Work instructions:
Scan the entries below for the word "supply". Copy each line that has it.

[Saved entries]
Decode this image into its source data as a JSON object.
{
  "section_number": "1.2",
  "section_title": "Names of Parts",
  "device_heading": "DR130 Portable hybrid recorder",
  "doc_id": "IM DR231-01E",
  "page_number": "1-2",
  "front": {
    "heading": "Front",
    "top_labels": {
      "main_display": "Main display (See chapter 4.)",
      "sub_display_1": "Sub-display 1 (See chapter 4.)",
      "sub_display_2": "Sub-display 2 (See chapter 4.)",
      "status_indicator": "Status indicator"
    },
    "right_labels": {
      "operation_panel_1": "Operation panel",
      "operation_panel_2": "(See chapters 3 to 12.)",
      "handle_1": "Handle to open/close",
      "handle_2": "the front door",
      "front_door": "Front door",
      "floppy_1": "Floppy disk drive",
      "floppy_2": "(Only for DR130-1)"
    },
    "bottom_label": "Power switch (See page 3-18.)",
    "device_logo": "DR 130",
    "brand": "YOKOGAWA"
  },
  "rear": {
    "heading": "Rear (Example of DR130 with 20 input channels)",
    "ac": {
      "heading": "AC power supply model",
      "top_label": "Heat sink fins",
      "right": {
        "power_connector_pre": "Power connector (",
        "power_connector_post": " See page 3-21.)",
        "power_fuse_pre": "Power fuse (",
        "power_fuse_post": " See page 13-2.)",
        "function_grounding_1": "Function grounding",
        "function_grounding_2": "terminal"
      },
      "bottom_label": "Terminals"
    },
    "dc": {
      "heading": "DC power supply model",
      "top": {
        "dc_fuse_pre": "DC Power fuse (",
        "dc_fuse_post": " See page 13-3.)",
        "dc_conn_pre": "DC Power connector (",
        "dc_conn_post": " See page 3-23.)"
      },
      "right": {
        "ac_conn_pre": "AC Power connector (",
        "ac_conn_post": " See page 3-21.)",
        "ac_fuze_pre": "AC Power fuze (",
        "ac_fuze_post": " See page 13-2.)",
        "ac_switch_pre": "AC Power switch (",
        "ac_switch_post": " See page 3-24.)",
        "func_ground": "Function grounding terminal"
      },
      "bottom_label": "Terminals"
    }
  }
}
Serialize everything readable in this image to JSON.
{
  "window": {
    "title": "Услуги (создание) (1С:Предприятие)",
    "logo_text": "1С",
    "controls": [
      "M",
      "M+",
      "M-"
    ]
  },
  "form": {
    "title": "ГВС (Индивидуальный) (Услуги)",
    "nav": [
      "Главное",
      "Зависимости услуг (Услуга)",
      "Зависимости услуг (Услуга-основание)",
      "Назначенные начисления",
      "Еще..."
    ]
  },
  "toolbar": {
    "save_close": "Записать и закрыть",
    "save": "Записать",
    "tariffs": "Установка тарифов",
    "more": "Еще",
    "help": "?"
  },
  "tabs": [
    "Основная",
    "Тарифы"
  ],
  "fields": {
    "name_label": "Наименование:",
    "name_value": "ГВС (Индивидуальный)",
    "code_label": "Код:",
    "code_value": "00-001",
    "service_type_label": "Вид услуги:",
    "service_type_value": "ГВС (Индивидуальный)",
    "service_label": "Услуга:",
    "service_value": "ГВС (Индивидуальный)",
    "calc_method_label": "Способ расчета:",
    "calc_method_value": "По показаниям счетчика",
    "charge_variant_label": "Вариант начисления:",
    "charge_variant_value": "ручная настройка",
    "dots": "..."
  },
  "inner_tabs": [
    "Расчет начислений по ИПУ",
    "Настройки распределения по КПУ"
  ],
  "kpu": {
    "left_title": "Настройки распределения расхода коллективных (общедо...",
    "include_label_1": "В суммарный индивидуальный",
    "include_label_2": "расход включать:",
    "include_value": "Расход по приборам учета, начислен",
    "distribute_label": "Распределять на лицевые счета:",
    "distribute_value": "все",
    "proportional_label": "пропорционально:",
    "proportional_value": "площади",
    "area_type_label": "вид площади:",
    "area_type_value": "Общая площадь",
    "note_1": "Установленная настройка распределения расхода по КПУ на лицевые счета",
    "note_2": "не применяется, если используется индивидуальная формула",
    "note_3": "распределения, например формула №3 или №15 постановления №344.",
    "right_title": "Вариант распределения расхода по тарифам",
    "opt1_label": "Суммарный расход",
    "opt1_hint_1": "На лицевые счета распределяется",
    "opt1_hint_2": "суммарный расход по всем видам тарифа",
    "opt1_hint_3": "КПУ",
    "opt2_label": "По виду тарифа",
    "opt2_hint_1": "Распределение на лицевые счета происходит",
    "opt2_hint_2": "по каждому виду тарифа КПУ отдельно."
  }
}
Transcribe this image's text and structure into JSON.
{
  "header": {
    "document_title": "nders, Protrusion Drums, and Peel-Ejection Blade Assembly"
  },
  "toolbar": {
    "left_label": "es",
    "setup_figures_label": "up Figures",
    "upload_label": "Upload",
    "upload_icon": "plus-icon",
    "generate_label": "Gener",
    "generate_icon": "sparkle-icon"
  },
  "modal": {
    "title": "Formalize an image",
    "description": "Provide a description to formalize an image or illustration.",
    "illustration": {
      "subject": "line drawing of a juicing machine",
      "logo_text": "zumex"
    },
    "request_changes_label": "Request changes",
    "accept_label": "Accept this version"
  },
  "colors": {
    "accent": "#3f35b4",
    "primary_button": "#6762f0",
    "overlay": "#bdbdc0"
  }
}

Task response:
      "heading": "AC power supply model",
      "heading": "DC power supply model",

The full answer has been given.